Short exercise: The listing below must be repeated word for word, with its images excluded.

[Begin Supplied material]

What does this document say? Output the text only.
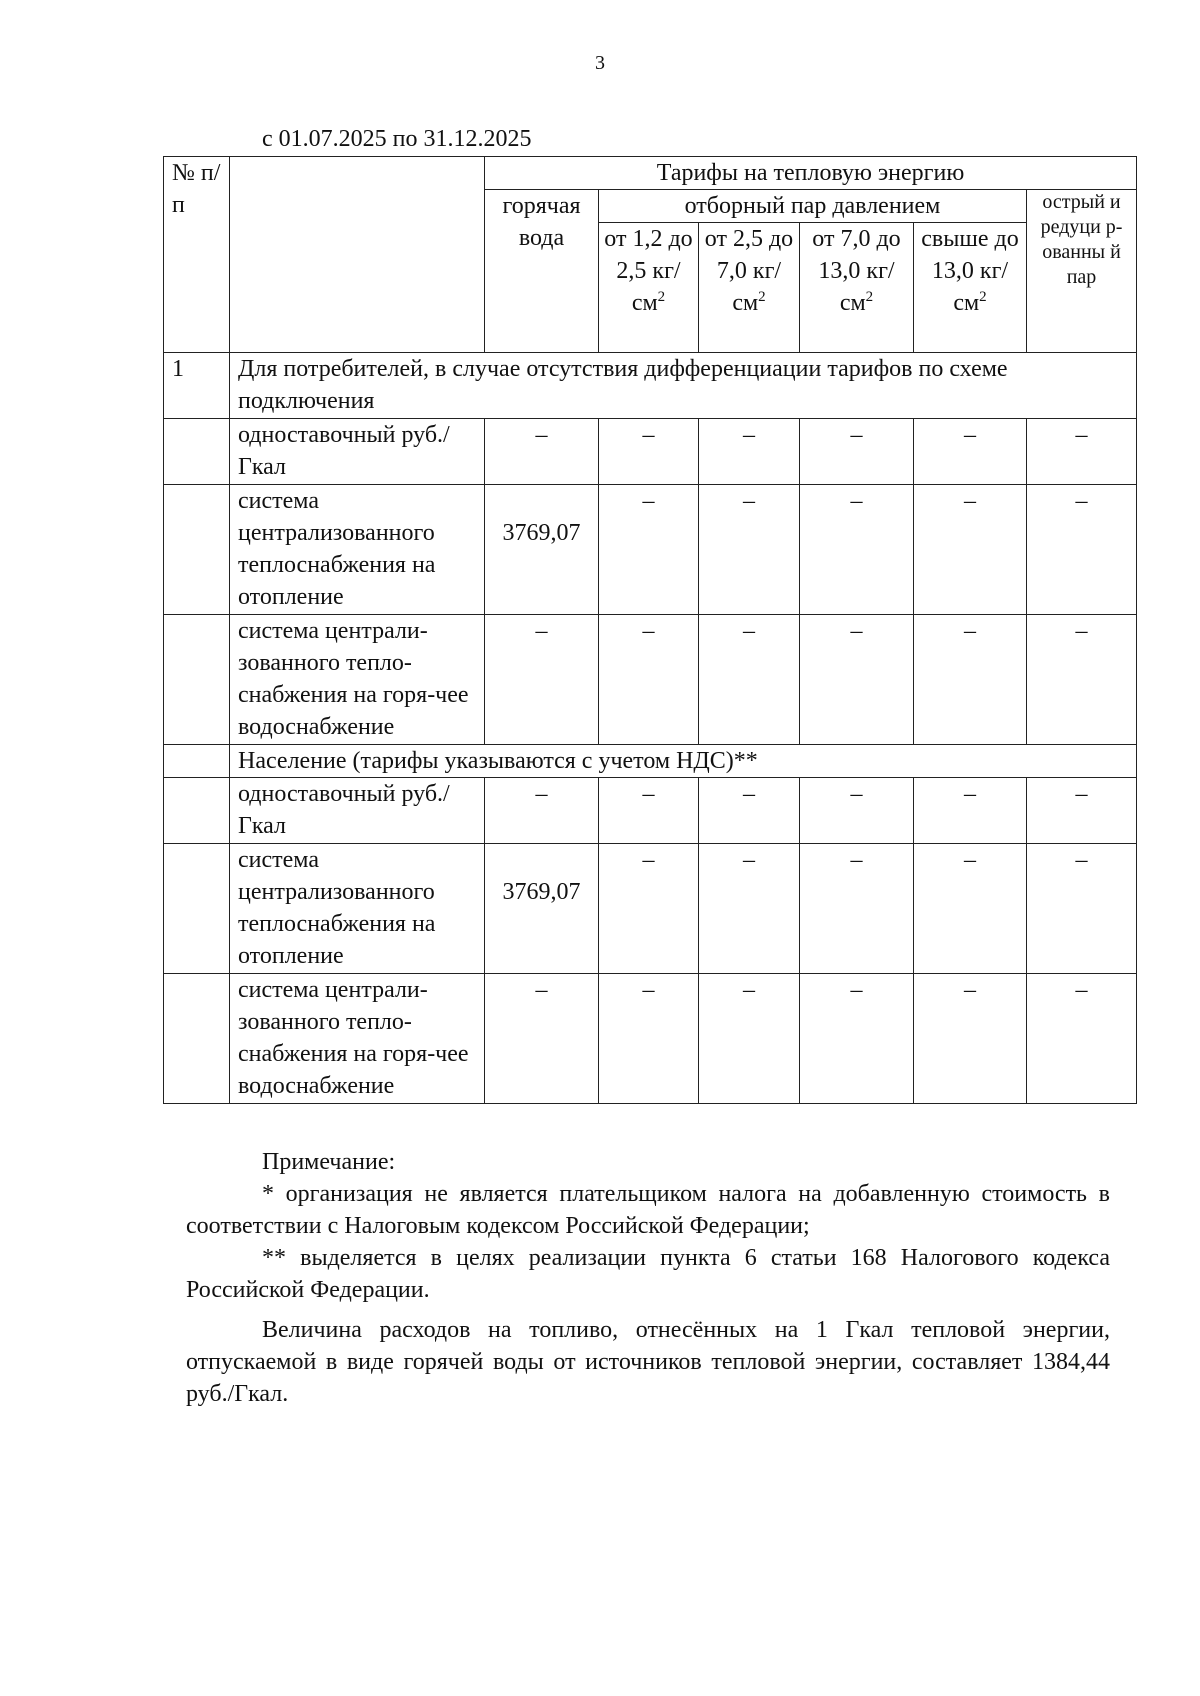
3
с 01.07.2025 по 31.12.2025
№ п/п		Тарифы на тепловую энергию					
		горячая вода	отборный пар давлением				острый и редуци р-ованны й пар
			от 1,2 до 2,5 $кг/см^2$	от 2,5 до 7,0 $кг/см^2$	от 7,0 до 13,0 $кг/см^2$	свыше до 13,0 $кг/см^2$
1	Для потребителей, в случае отсутствия дифференциации тарифов по схеме подключения						
	одноставочный руб./Гкал	–	–	–	–	–	–
	система централизованного теплоснабжения на отопление	3769,07	–	–	–	–	–
	система централи-зованного тепло-снабжения на горя-чее водоснабжение	–	–	–	–	–	–
	Население (тарифы указываются с учетом НДС)**						
	одноставочный руб./Гкал	–	–	–	–	–	–
	система централизованного теплоснабжения на отопление	3769,07	–	–	–	–	–
	система централи-зованного тепло-снабжения на горя-чее водоснабжение	–	–	–	–	–	–

Примечание:

* организация не является плательщиком налога на добавленную стоимость в соответствии с Налоговым кодексом Российской Федерации;

** выделяется в целях реализации пункта 6 статьи 168 Налогового кодекса Российской Федерации.

Величина расходов на топливо, отнесённых на 1 Гкал тепловой энергии, отпускаемой в виде горячей воды от источников тепловой энергии, составляет 1384,44 руб./Гкал.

[End Supplied material]

Solution to the problem:
What does this document say? Output the text only.
3
с 01.07.2025 по 31.12.2025
№ п/п		Тарифы на тепловую энергию					
		горячая вода	отборный пар давлением				острый и редуци р-ованны й пар
			от 1,2 до 2,5 $кг/см^2$	от 2,5 до 7,0 $кг/см^2$	от 7,0 до 13,0 $кг/см^2$	свыше до 13,0 $кг/см^2$
1	Для потребителей, в случае отсутствия дифференциации тарифов по схеме подключения						
	одноставочный руб./Гкал	–	–	–	–	–	–
	система централизованного теплоснабжения на отопление	3769,07	–	–	–	–	–
	система централи-зованного тепло-снабжения на горя-чее водоснабжение	–	–	–	–	–	–
	Население (тарифы указываются с учетом НДС)**						
	одноставочный руб./Гкал	–	–	–	–	–	–
	система централизованного теплоснабжения на отопление	3769,07	–	–	–	–	–
	система централи-зованного тепло-снабжения на горя-чее водоснабжение	–	–	–	–	–	–

Примечание:

* организация не является плательщиком налога на добавленную стоимость в соответствии с Налоговым кодексом Российской Федерации;

** выделяется в целях реализации пункта 6 статьи 168 Налогового кодекса Российской Федерации.

Величина расходов на топливо, отнесённых на 1 Гкал тепловой энергии, отпускаемой в виде горячей воды от источников тепловой энергии, составляет 1384,44 руб./Гкал.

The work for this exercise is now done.